[Data items]
__________________________________________________

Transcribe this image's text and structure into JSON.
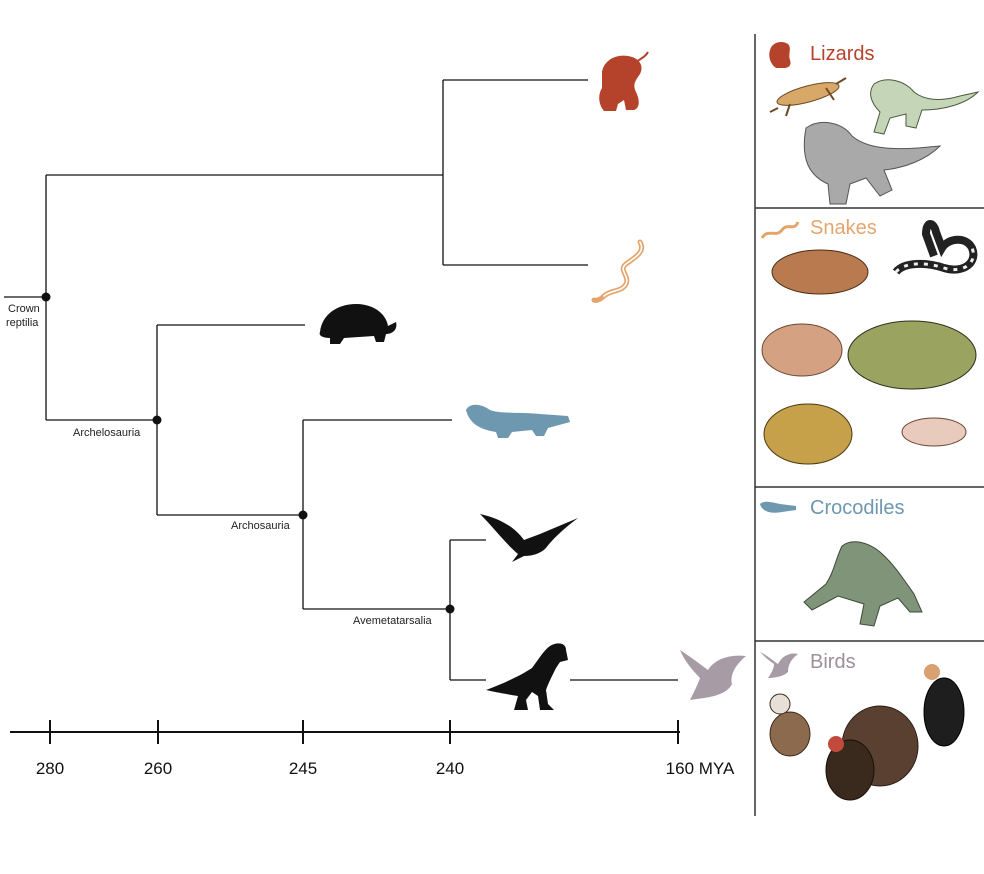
{
  "tree": {
    "nodes": {
      "crown_reptilia": "Crown\nreptilia",
      "archelosauria": "Archelosauria",
      "archosauria": "Archosauria",
      "avemetatarsalia": "Avemetatarsalia"
    }
  },
  "timeline": {
    "ticks": [
      "280",
      "260",
      "245",
      "240",
      "160 MYA"
    ]
  },
  "panels": [
    {
      "label": "Lizards",
      "color": "#b5432b",
      "icon": "lizard-icon"
    },
    {
      "label": "Snakes",
      "color": "#e3a56b",
      "icon": "snake-icon"
    },
    {
      "label": "Crocodiles",
      "color": "#6e97b0",
      "icon": "crocodile-icon"
    },
    {
      "label": "Birds",
      "color": "#9c9099",
      "icon": "bird-icon"
    }
  ],
  "silhouette_colors": {
    "lizard": "#b5432b",
    "snake": "#e3a56b",
    "turtle": "#111111",
    "crocodile": "#6e97b0",
    "pterosaur": "#111111",
    "dinosaur": "#111111",
    "bird": "#a79ca6"
  }
}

__________________________________________________

Quote the full listing above word for word; exclude every picture from the copy.

Transcribe this image's text and structure into JSON.
{
  "tree": {
    "nodes": {
      "crown_reptilia": "Crown\nreptilia",
      "archelosauria": "Archelosauria",
      "archosauria": "Archosauria",
      "avemetatarsalia": "Avemetatarsalia"
    }
  },
  "timeline": {
    "ticks": [
      "280",
      "260",
      "245",
      "240",
      "160 MYA"
    ]
  },
  "panels": [
    {
      "label": "Lizards",
      "color": "#b5432b",
      "icon": "lizard-icon"
    },
    {
      "label": "Snakes",
      "color": "#e3a56b",
      "icon": "snake-icon"
    },
    {
      "label": "Crocodiles",
      "color": "#6e97b0",
      "icon": "crocodile-icon"
    },
    {
      "label": "Birds",
      "color": "#9c9099",
      "icon": "bird-icon"
    }
  ],
  "silhouette_colors": {
    "lizard": "#b5432b",
    "snake": "#e3a56b",
    "turtle": "#111111",
    "crocodile": "#6e97b0",
    "pterosaur": "#111111",
    "dinosaur": "#111111",
    "bird": "#a79ca6"
  }
}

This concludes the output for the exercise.